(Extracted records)

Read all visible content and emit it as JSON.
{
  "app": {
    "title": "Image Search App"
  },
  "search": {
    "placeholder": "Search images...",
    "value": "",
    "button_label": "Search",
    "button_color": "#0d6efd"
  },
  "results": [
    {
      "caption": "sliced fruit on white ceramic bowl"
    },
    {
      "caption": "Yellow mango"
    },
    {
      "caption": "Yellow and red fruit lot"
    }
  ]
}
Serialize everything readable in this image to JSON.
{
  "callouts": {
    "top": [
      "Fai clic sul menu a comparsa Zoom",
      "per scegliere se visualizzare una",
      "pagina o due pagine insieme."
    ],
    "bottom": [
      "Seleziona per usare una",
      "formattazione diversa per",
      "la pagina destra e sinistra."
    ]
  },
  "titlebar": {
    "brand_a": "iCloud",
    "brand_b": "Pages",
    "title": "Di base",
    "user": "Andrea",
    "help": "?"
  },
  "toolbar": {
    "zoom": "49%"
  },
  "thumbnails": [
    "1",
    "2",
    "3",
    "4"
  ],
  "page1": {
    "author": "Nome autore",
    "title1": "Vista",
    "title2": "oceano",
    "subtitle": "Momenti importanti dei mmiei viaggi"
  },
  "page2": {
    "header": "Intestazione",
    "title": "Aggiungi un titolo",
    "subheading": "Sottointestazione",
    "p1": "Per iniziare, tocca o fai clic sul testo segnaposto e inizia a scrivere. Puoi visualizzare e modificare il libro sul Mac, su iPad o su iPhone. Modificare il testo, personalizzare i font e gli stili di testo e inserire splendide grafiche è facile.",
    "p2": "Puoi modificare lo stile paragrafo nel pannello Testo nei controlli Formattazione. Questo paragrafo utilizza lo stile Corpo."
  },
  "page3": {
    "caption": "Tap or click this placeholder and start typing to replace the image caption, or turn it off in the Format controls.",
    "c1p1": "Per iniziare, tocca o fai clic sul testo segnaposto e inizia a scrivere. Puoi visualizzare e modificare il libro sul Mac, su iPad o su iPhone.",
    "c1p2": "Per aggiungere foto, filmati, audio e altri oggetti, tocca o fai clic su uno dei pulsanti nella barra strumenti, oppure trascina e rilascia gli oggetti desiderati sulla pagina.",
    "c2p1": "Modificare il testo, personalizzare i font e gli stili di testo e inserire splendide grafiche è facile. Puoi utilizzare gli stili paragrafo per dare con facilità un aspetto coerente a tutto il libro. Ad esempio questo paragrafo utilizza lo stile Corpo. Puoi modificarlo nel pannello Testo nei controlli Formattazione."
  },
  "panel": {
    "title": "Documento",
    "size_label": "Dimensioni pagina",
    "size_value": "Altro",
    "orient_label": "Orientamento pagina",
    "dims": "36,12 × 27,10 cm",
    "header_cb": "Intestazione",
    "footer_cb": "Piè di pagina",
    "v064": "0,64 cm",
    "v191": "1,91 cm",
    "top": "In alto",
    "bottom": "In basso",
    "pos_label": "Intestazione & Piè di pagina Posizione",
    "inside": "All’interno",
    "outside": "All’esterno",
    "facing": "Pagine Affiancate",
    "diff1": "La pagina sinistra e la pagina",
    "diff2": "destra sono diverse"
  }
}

* Short exercise *
Working from the material above, retype it in its entirety without change.

* Solution for this task *
Read all visible content and emit it as JSON.
{
  "app": {
    "title": "Image Search App"
  },
  "search": {
    "placeholder": "Search images...",
    "value": "",
    "button_label": "Search",
    "button_color": "#0d6efd"
  },
  "results": [
    {
      "caption": "sliced fruit on white ceramic bowl"
    },
    {
      "caption": "Yellow mango"
    },
    {
      "caption": "Yellow and red fruit lot"
    }
  ]
}
Serialize everything readable in this image to JSON.
{
  "callouts": {
    "top": [
      "Fai clic sul menu a comparsa Zoom",
      "per scegliere se visualizzare una",
      "pagina o due pagine insieme."
    ],
    "bottom": [
      "Seleziona per usare una",
      "formattazione diversa per",
      "la pagina destra e sinistra."
    ]
  },
  "titlebar": {
    "brand_a": "iCloud",
    "brand_b": "Pages",
    "title": "Di base",
    "user": "Andrea",
    "help": "?"
  },
  "toolbar": {
    "zoom": "49%"
  },
  "thumbnails": [
    "1",
    "2",
    "3",
    "4"
  ],
  "page1": {
    "author": "Nome autore",
    "title1": "Vista",
    "title2": "oceano",
    "subtitle": "Momenti importanti dei mmiei viaggi"
  },
  "page2": {
    "header": "Intestazione",
    "title": "Aggiungi un titolo",
    "subheading": "Sottointestazione",
    "p1": "Per iniziare, tocca o fai clic sul testo segnaposto e inizia a scrivere. Puoi visualizzare e modificare il libro sul Mac, su iPad o su iPhone. Modificare il testo, personalizzare i font e gli stili di testo e inserire splendide grafiche è facile.",
    "p2": "Puoi modificare lo stile paragrafo nel pannello Testo nei controlli Formattazione. Questo paragrafo utilizza lo stile Corpo."
  },
  "page3": {
    "caption": "Tap or click this placeholder and start typing to replace the image caption, or turn it off in the Format controls.",
    "c1p1": "Per iniziare, tocca o fai clic sul testo segnaposto e inizia a scrivere. Puoi visualizzare e modificare il libro sul Mac, su iPad o su iPhone.",
    "c1p2": "Per aggiungere foto, filmati, audio e altri oggetti, tocca o fai clic su uno dei pulsanti nella barra strumenti, oppure trascina e rilascia gli oggetti desiderati sulla pagina.",
    "c2p1": "Modificare il testo, personalizzare i font e gli stili di testo e inserire splendide grafiche è facile. Puoi utilizzare gli stili paragrafo per dare con facilità un aspetto coerente a tutto il libro. Ad esempio questo paragrafo utilizza lo stile Corpo. Puoi modificarlo nel pannello Testo nei controlli Formattazione."
  },
  "panel": {
    "title": "Documento",
    "size_label": "Dimensioni pagina",
    "size_value": "Altro",
    "orient_label": "Orientamento pagina",
    "dims": "36,12 × 27,10 cm",
    "header_cb": "Intestazione",
    "footer_cb": "Piè di pagina",
    "v064": "0,64 cm",
    "v191": "1,91 cm",
    "top": "In alto",
    "bottom": "In basso",
    "pos_label": "Intestazione & Piè di pagina Posizione",
    "inside": "All’interno",
    "outside": "All’esterno",
    "facing": "Pagine Affiancate",
    "diff1": "La pagina sinistra e la pagina",
    "diff2": "destra sono diverse"
  }
}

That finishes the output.